## TASK INSTRUCTIONS
Gather each line containing the string "name" from these entries.

## Saved entries
## begin
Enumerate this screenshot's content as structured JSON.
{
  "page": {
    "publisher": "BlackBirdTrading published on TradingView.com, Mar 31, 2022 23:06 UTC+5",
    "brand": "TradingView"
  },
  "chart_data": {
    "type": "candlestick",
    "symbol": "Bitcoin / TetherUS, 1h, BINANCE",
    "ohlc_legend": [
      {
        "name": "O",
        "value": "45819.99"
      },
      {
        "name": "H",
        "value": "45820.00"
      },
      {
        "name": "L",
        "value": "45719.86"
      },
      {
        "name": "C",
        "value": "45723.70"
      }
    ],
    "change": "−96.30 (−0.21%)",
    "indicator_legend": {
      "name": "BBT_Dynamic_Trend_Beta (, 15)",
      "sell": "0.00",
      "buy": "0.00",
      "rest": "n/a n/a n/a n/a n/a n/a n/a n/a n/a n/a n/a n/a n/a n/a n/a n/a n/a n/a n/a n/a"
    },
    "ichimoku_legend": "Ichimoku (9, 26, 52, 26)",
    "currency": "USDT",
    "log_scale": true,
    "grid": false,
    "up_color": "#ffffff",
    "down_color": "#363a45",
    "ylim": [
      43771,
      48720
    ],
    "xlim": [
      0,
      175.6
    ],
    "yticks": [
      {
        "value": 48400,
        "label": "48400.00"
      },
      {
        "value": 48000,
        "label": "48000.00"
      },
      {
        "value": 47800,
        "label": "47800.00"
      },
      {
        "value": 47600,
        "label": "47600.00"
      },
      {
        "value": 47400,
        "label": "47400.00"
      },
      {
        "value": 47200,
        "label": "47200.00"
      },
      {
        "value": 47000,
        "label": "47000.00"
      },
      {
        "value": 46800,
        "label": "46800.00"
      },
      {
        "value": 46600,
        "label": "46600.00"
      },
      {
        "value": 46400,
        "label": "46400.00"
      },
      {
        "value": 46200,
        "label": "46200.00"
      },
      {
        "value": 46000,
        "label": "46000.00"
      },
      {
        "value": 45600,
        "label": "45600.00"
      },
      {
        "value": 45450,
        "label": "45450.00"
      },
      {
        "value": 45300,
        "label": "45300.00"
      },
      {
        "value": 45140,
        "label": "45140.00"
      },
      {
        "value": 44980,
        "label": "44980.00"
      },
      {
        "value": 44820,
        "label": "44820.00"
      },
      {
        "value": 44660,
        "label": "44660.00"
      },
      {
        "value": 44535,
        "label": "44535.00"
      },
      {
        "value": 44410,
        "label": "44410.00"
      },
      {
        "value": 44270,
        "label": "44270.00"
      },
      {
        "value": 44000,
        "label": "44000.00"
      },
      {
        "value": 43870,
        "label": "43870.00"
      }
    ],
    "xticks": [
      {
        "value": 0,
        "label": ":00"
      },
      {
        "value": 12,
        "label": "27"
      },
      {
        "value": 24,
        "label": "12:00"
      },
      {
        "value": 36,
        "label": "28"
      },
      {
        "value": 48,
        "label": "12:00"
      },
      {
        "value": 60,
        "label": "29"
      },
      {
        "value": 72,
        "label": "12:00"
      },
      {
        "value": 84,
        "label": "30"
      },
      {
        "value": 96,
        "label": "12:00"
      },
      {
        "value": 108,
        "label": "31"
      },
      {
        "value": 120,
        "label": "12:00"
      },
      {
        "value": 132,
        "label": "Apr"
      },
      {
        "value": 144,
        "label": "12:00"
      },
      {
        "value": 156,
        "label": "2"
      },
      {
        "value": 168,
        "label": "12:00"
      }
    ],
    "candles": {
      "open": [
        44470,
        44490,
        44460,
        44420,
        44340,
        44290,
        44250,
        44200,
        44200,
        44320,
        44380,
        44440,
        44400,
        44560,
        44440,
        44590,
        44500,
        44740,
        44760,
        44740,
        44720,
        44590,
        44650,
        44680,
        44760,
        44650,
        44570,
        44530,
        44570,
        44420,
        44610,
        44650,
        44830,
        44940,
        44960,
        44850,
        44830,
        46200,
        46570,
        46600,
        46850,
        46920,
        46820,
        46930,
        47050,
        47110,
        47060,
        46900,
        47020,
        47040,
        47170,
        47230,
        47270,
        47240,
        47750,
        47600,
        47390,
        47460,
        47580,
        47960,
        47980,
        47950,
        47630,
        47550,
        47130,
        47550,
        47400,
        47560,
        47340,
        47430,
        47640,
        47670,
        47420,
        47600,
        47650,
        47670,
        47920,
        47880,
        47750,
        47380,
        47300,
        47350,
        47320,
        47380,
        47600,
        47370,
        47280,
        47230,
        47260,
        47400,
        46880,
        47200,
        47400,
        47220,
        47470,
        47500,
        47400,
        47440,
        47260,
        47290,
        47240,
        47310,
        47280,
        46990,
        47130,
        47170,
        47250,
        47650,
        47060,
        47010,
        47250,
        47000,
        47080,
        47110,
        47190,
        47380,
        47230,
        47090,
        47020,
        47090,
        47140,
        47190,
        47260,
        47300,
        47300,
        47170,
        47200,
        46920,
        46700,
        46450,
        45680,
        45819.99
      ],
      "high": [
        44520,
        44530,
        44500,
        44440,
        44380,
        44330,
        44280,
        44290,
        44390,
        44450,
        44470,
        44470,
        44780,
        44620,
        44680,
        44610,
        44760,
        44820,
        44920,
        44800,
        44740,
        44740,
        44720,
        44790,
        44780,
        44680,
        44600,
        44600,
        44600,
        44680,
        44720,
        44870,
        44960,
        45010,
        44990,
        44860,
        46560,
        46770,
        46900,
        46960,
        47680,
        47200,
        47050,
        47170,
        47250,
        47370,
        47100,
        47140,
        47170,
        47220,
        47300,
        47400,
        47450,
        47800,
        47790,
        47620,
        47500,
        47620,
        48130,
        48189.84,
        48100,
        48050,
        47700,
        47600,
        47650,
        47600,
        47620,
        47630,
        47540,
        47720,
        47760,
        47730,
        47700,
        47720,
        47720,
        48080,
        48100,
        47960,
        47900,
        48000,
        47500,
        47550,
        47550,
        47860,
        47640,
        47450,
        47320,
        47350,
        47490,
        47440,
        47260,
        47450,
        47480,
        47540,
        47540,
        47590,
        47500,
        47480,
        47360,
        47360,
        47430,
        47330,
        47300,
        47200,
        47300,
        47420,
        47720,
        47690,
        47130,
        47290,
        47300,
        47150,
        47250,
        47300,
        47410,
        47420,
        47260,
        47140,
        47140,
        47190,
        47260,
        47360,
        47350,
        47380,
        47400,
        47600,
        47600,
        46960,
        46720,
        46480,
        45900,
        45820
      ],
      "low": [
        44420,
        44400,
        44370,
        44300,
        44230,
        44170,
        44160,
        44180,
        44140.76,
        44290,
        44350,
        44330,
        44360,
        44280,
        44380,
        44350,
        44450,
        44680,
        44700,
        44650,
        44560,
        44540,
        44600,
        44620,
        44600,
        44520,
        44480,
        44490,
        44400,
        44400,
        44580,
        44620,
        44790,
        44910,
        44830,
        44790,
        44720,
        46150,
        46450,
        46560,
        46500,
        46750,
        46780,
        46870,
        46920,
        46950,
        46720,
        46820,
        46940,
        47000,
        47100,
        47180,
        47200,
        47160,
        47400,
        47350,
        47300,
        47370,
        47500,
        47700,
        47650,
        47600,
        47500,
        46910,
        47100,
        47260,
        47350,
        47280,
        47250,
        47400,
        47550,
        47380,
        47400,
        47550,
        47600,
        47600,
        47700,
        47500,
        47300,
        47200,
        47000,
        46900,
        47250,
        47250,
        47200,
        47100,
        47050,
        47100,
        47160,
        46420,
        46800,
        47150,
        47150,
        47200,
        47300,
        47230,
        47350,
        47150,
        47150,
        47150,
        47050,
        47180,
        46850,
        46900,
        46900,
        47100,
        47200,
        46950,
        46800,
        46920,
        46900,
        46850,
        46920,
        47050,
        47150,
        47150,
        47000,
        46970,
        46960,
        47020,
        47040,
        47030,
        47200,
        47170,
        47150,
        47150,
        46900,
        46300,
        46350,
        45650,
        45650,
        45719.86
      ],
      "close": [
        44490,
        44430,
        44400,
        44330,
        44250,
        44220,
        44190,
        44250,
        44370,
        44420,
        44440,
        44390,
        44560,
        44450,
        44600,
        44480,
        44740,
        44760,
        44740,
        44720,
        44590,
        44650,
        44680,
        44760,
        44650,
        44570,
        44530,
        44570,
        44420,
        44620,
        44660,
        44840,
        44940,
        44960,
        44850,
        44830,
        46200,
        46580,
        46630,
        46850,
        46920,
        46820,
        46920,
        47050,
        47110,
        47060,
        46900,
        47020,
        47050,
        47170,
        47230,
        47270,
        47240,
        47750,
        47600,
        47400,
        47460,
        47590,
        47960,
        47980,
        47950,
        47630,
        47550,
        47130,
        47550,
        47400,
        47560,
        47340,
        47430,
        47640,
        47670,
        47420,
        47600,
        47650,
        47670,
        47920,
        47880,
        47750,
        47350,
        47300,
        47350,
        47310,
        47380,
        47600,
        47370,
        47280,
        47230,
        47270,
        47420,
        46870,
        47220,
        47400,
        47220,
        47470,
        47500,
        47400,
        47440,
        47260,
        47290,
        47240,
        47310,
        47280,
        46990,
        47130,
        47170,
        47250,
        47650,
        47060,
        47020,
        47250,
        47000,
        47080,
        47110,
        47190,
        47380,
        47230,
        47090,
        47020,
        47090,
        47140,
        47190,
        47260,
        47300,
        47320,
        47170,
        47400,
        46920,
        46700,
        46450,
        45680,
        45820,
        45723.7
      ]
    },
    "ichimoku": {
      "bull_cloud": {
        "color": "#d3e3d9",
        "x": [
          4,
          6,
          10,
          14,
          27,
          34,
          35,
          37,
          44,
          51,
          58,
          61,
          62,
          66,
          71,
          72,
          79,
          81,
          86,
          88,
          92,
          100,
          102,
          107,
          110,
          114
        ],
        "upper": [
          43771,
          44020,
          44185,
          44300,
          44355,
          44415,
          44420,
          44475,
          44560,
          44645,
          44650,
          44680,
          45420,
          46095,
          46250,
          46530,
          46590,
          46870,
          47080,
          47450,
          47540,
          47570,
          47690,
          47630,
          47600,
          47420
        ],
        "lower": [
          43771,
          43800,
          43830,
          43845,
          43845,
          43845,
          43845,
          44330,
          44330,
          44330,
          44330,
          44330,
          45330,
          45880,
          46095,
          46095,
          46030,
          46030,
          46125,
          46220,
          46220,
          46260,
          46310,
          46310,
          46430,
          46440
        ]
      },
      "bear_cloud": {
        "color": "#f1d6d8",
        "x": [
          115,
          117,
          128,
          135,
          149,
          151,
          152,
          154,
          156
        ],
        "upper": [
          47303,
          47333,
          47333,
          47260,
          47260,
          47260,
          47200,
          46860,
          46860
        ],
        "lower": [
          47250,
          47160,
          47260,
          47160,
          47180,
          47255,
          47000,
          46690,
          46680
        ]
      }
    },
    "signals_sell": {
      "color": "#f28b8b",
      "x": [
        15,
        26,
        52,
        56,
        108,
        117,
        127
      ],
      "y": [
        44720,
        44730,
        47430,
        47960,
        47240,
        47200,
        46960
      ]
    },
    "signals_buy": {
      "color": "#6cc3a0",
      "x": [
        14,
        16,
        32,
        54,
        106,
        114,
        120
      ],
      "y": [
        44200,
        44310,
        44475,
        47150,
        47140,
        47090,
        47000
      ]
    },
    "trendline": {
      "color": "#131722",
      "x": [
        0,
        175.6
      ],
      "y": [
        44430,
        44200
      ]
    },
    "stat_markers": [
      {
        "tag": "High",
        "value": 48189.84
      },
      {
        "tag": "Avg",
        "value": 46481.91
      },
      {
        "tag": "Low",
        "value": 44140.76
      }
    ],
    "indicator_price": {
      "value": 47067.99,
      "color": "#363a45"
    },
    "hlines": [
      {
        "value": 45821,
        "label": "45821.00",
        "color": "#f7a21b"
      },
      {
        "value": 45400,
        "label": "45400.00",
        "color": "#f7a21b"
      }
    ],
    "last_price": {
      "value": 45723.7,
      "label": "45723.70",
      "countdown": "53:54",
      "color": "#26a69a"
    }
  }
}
## end
## FINAL RESULT
        "name": "O",
        "name": "H",
        "name": "L",
        "name": "C",
      "name": "BBT_Dynamic_Trend_Beta (, 15)",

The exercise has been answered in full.